— START OF DATA SUPPLIED —

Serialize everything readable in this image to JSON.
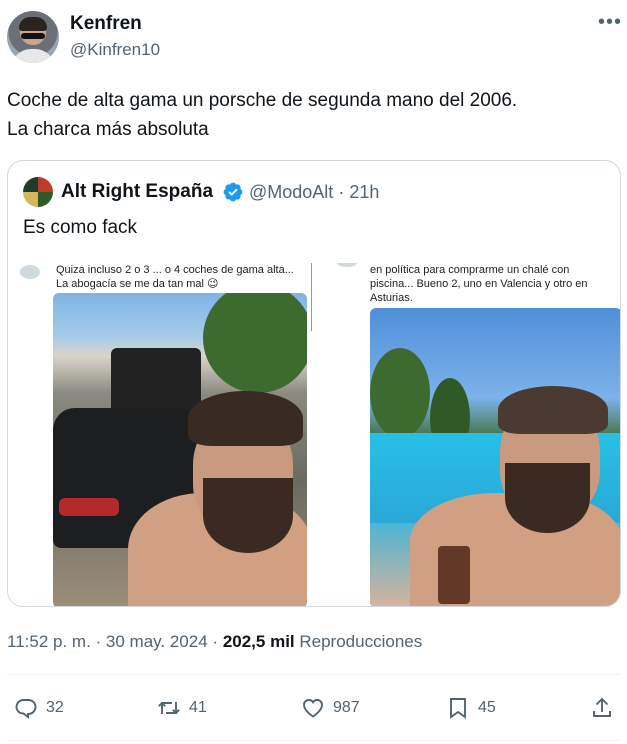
{
  "tweet": {
    "author_name": "Kenfren",
    "author_handle": "@Kinfren10",
    "text_line1": "Coche de alta gama un porsche de segunda mano del 2006.",
    "text_line2": "La charca más absoluta",
    "timestamp_time": "11:52 p. m.",
    "timestamp_date": "30 may. 2024",
    "views_count": "202,5 mil",
    "views_label": "Reproducciones"
  },
  "quote": {
    "author_name": "Alt Right España",
    "author_handle": "@ModoAlt",
    "age": "21h",
    "text": "Es como fack",
    "left_caption_line1": "Quiza incluso 2 o 3 ... o 4 coches de gama alta...",
    "left_caption_line2": "La abogacía se me da tan mal 😉",
    "right_caption_line1": "en política para  comprarme un chalé con",
    "right_caption_line2": "piscina... Bueno 2, uno en Valencia y otro en",
    "right_caption_line3": "Asturias."
  },
  "actions": {
    "replies": "32",
    "retweets": "41",
    "likes": "987",
    "bookmarks": "45"
  },
  "icons": [
    "more-icon",
    "verified-icon",
    "reply-icon",
    "retweet-icon",
    "like-icon",
    "bookmark-icon",
    "share-icon"
  ],
  "colors": {
    "verified": "#1d9bf0",
    "muted": "#536471"
  }
}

— END OF DATA SUPPLIED —

== SET PROBLEM ==
Repeat the data exactly in full, omitting its pictures.

== REPLY TO THE EXERCISE ==
Serialize everything readable in this image to JSON.
{
  "tweet": {
    "author_name": "Kenfren",
    "author_handle": "@Kinfren10",
    "text_line1": "Coche de alta gama un porsche de segunda mano del 2006.",
    "text_line2": "La charca más absoluta",
    "timestamp_time": "11:52 p. m.",
    "timestamp_date": "30 may. 2024",
    "views_count": "202,5 mil",
    "views_label": "Reproducciones"
  },
  "quote": {
    "author_name": "Alt Right España",
    "author_handle": "@ModoAlt",
    "age": "21h",
    "text": "Es como fack",
    "left_caption_line1": "Quiza incluso 2 o 3 ... o 4 coches de gama alta...",
    "left_caption_line2": "La abogacía se me da tan mal 😉",
    "right_caption_line1": "en política para  comprarme un chalé con",
    "right_caption_line2": "piscina... Bueno 2, uno en Valencia y otro en",
    "right_caption_line3": "Asturias."
  },
  "actions": {
    "replies": "32",
    "retweets": "41",
    "likes": "987",
    "bookmarks": "45"
  },
  "icons": [
    "more-icon",
    "verified-icon",
    "reply-icon",
    "retweet-icon",
    "like-icon",
    "bookmark-icon",
    "share-icon"
  ],
  "colors": {
    "verified": "#1d9bf0",
    "muted": "#536471"
  }
}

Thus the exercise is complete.